1
Иногда поздно ночью я слышу шорохи. Я работаю на верхнем этаже в своей комнате, пишу книгу на самом верхнем ярусе здания, примостившись на крыше, размышляя о насекомых и обо всем, что они мастерят и делают, сижу за своим письменным столом в этой приземистой коробочке, покрытой сверху слоем черного битума, чтобы не промочил городской дождь.
Окна закрыты сеткой. Но есть также раздвижная дверь, и если выйти наружу, на мягкий битум, покрытый серебристой пленкой, и посмотреть налево, то дух захватывает от просторов Гудзона, особенно зимой, когда деревья стоят голые и на черной лакированной глади реки посверкивают огни Нью-Джерси.
Днем мимо пролетают белые цапли и краснохвостые сарычи, держа путь в Центральный парк. Кардиналы, зяблики, голубые сойки, писклявые плачущие горлицы и растрепанные голуби присаживаются к нам на перила. В сумерках на деревьях внизу безумствуют воробьи. Чуть позднее мы с Шэрон спускаемся в парк Риверсайд, проходим мимо железнодорожного тоннеля, где ночует со своими кошками и енотами Бруклин (шесть лет в морской пехоте, двадцать четыре года на американских улицах без крова), где мы наблюдаем, как городские дикие животные ищут пищу на помойках в тусклом, унылом свете фонарей.
Здесь, наверху, атмосфера мирная, закутанная в кокон тишины. Наступает ночь, и в окрестных многоэтажках одно за другим гаснут окна. Шорох шин на хайвее Вестсайд утихает. В небе пролетают последние самолеты. Тишина становится еще плотнее, и все мы погружаемся во тьму.
Наверху, на верхнем ярусе здания, я выключаю лампу на своем столе. Убавляю яркость на своем лэптопе.
Мои глаза – не без сопротивления – привыкают к полумраку, расслабляются. Всё замедляется. Иногда летом, когда жарко и влажно, в ночь врываются шорохи. Это не мыши в подвале и не белки в сточных канавах. И не мохнатые многоножки, которые разбегаются по углам. И не комары, и не трупные мухи, и не сумасбродные долгоножки. И не божьи коровки, и не крылатые муравьи, которые каждый год нежданно-негаданно появляются en masse и столь же внезапно исчезают. Это не здание потягивается на ветру. Это не шелест листьев по окнам. Но это не загадка. Я знаю, кто это шуршит. Это крупные «водяные жуки» – то есть американские тараканы – приходят царапать стены, занимаются своим делом, перебираются из одного места в другое, поднимаются снизу из канализации: в общем-то они сюда не стремятся, слегка заблудились в поисках чего-то.
Писатель Кикуо Итая – автор рассказов, дзен-буддист, творивший в ХХ веке, – жил среди тараканов, отказывался причинять им вред, разрешал им делить с ним кров. Но он был нетипичным человеком даже в Японии. Я думаю о нем, когда убиваю тараканов. Я должен их убивать, потому что у Шэрон фобия, она пугается до безумия, завидев хоть одного: прячется, вся трясется, ее тело конвульсивно подергивается. Стоит ей увидеть таракана, я не могу просто притвориться, будто его убиваю. Таракан снова выберется наружу, и будет еще хуже. И вообще, Шэрон чует, когда я лгу.

* _Данные_:
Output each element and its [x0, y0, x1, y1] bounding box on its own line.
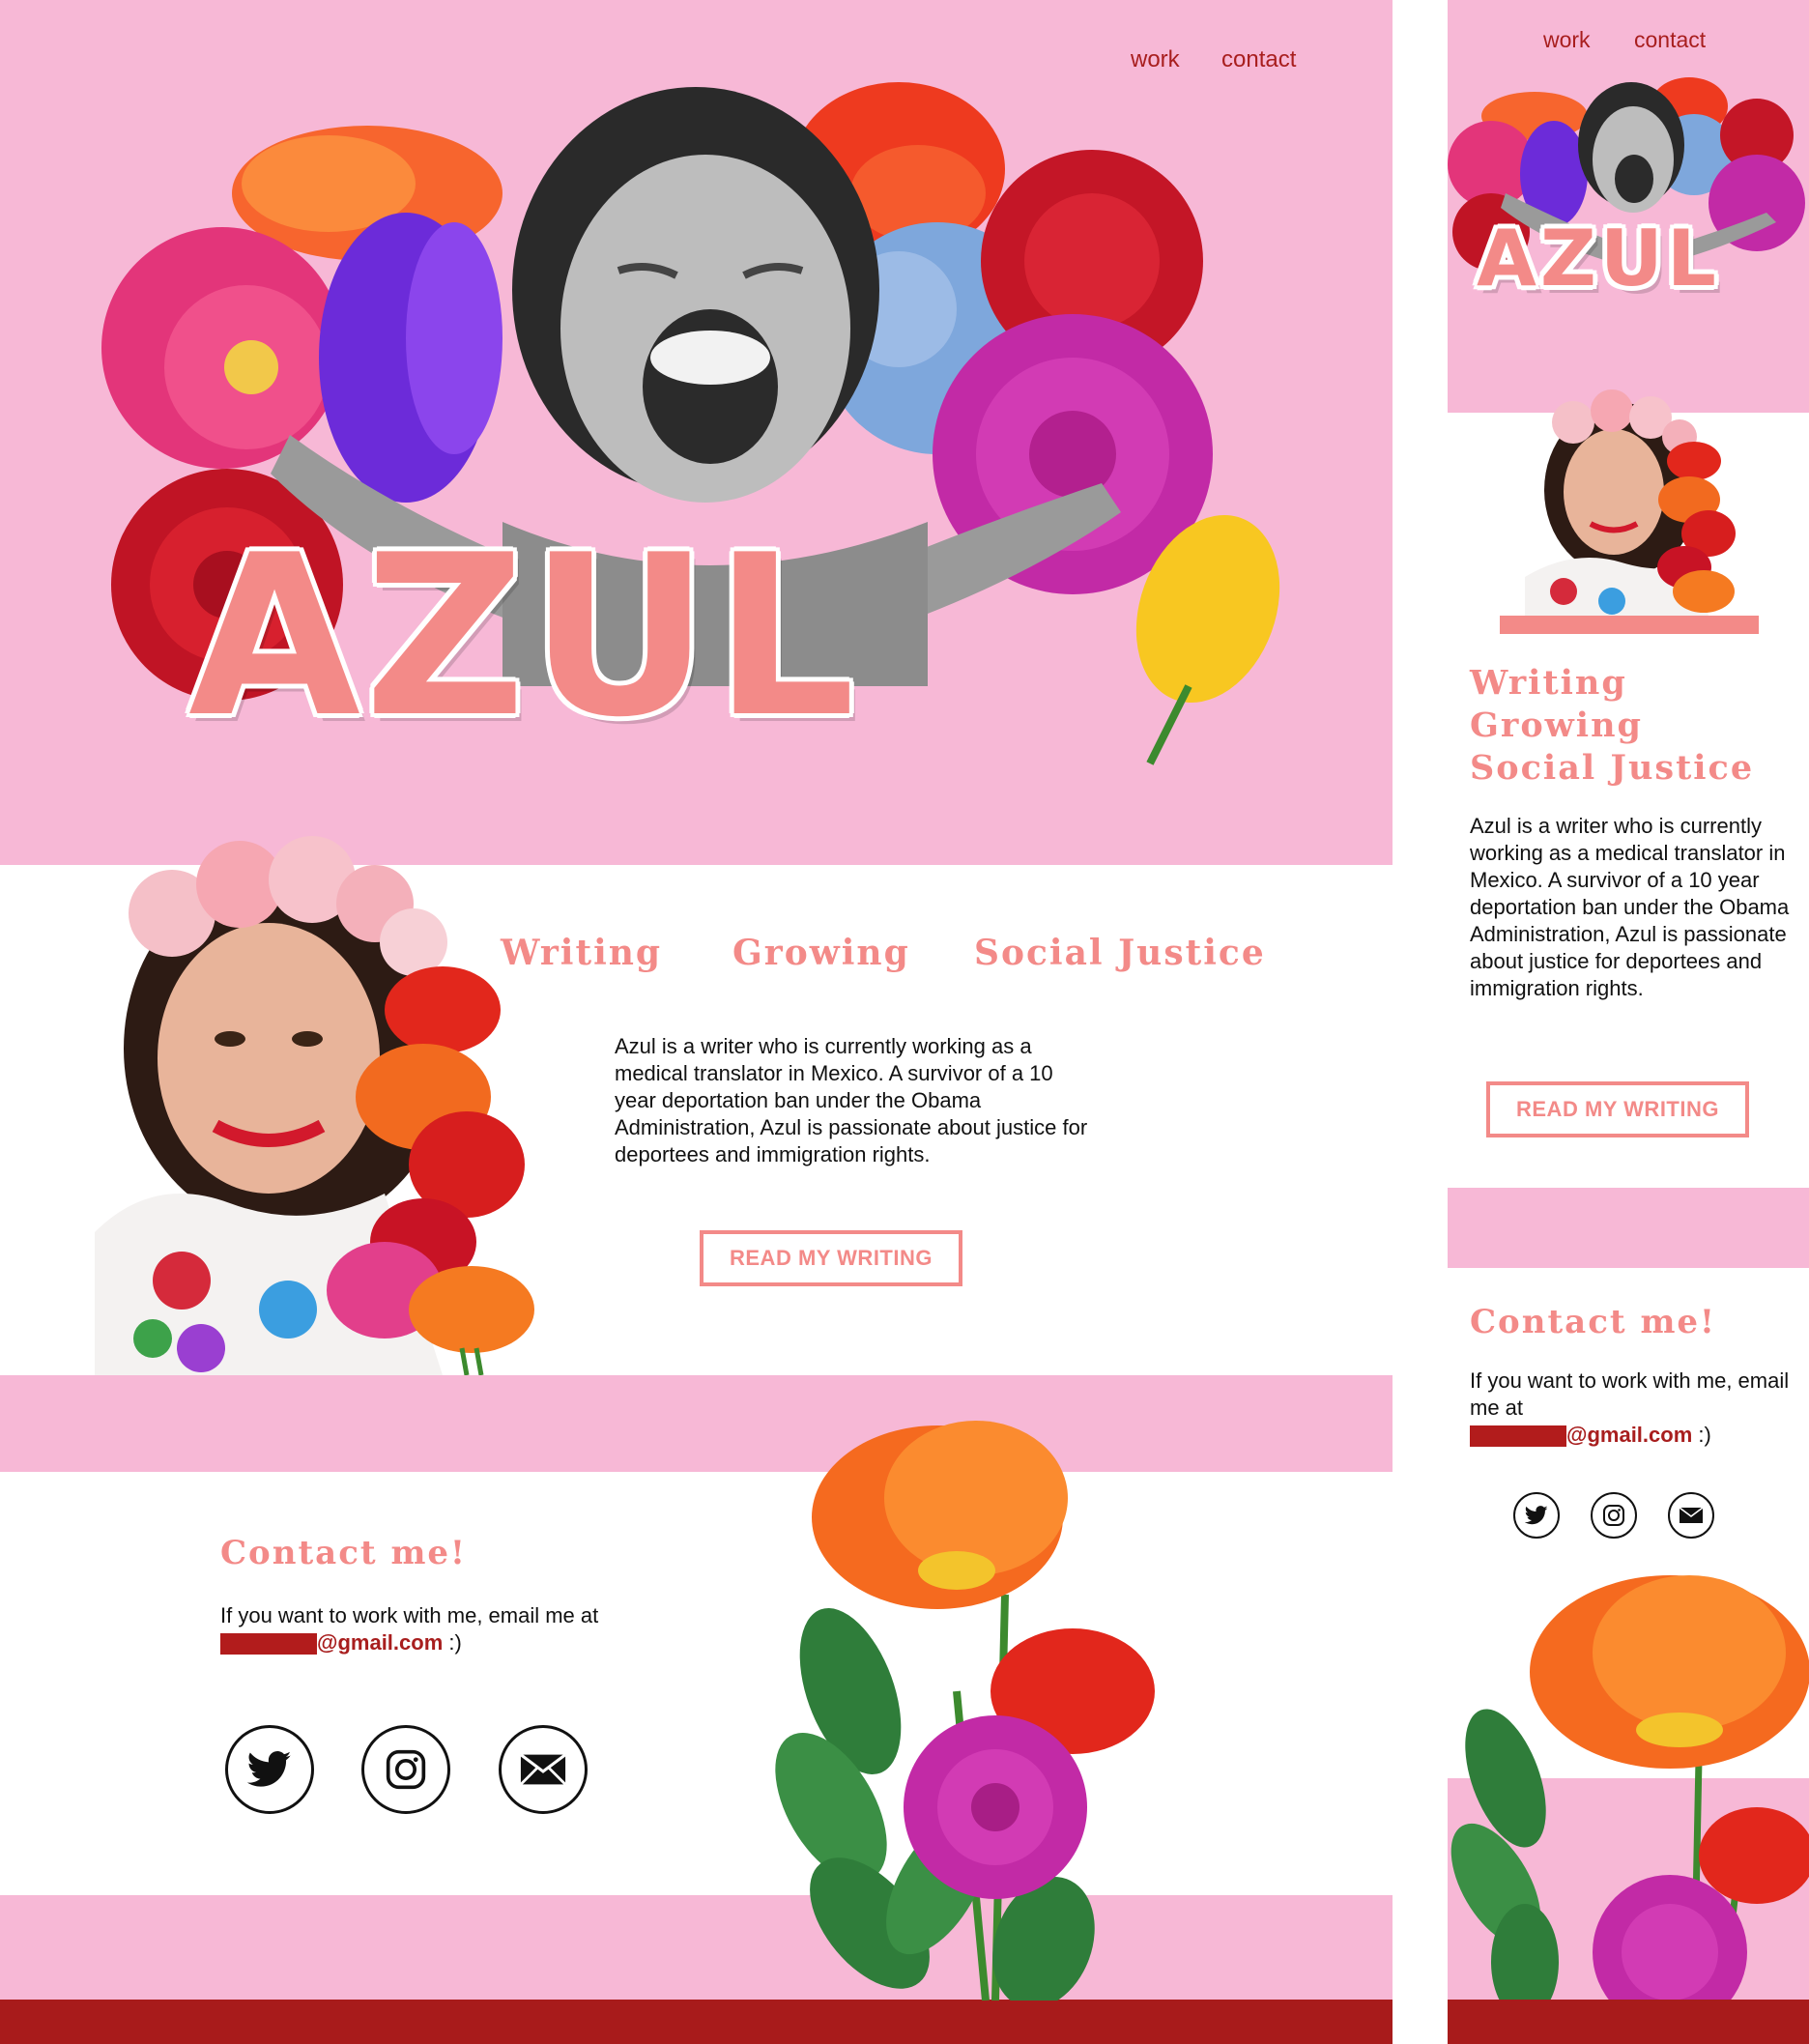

* _Задание 1_:
Почему, согласно фрагменту о ночных шорохах, тараканов приходится убивать?
* _Задание 2_:
Напишите продолжение фрагмента о ночных шорохах и тараканах, начиная сразу после его последнего предложения.

* _Ответ 1_:
Потому что у Шэрон фобия: увидев хоть одного таракана, она пугается до безумия.

* _Ответ 2_:
Услышав шорохи, я еще больше приглушаю свет. По моей спине бегут мурашки предвкушения. Если она его не увидит, если я его не увижу, если он останется незримым… Я не желаю знать, что он здесь.
Но иногда шорох слишком настойчив. Однажды вечером, отвлекшись, бездумно, я развернулся на своем вращающемся кресле. На штабеле книг за моим плечом сидел крепкий таракан. Наши взгляды скрестились. Его голова выдвинулась вперед, словно у черепахи. Лицо у него было угловатое, выражавшее любопытство. И действительно, как однажды заметил Карл фон Фриш, у него «высокий лоб философа» [415]. Наши взгляды скрестились, как в фильме про животных. Мы поняли друг друга без слов. Но, должно быть, я слишком резко пошевелился, и он задал деру, а я погнался за ним, схватив швабру, и всё внезапно стало динамичным, и я загнал его в захламленный угол, он торопливо перебирал лапками, пытаясь удрать, а я, поддавшись мгновенному порыву, всё колотил его и колотил, пока не заметил, что дрожу от отвращения и растерянности, а от него осталось только месиво жира и хитина на деревянной половице. Только грязное пятно, как сказала бы Эрика Элизондо.
Я сижу с тусклым светом, чтобы тени были густыми. Я знаю, что таракан здесь, но мне его не видно. Если я его не вижу, мы оба в безопасности. Ночь оберегает нас обоих. Когда начинаются шорохи, я не оборачиваюсь. Если всё нормально, шорохи в конце концов прекращаются, и вскоре начинают петь птицы – сначала несколько, затем к ним присоединяются другие, поют громче, а когда рассветает и солнце озаряет комнату, их голоса становятся совсем громкими.
2
Но затем – собственно, сегодня утром – произошло нечто новенькое. Я был в душе и, как всегда, унесся мыслями куда-то вдаль под успокоительными теплыми струями, праздно размышляя о главе этой книги, которую я пытаюсь закончить, – главе о насекомых с нетрадиционной ориентацией и о нетрадиционных вещах, которые им так нравятся, – когда, появившись неизвестно откуда, трехдюймовый таракан свалился с потолка ванной и совершил посадку у моих ног.
Должен сознаться: я завизжал. А вы бы не завизжали на моем месте? Я не сразу пришел в себя после этой неожиданности. Итак, мы один на один – таракан и я, оказавшийся в ловушке, беззащитный, покрытый мыльной пеной. И мы оба не шевелились, пока это огромное маленькое животное – женского пола, как я заметил, – не взобралось проворно на полотенцесушитель и не замерло там, на уровне моих глаз, в нескольких дюймах от моего лица; симпатичное и умное лицо тараканихи склонилось набок, как у философа, смотрело на меня странно-вопросительно, ее глаза смерили меня с головы до пят, словно посмеиваясь над этой неожиданной ситуацией и заинтригованно гадая, что случится дальше. Один из нас был совершенно спокоен. Один из нас начал тщательно чистить свои усики – как-никак это же ванная. Я умолчу о подробностях того, что произошло дальше. Сомневаюсь, что в тот раз даже Эрика Элизондо не почувствовала бы угрызений совести.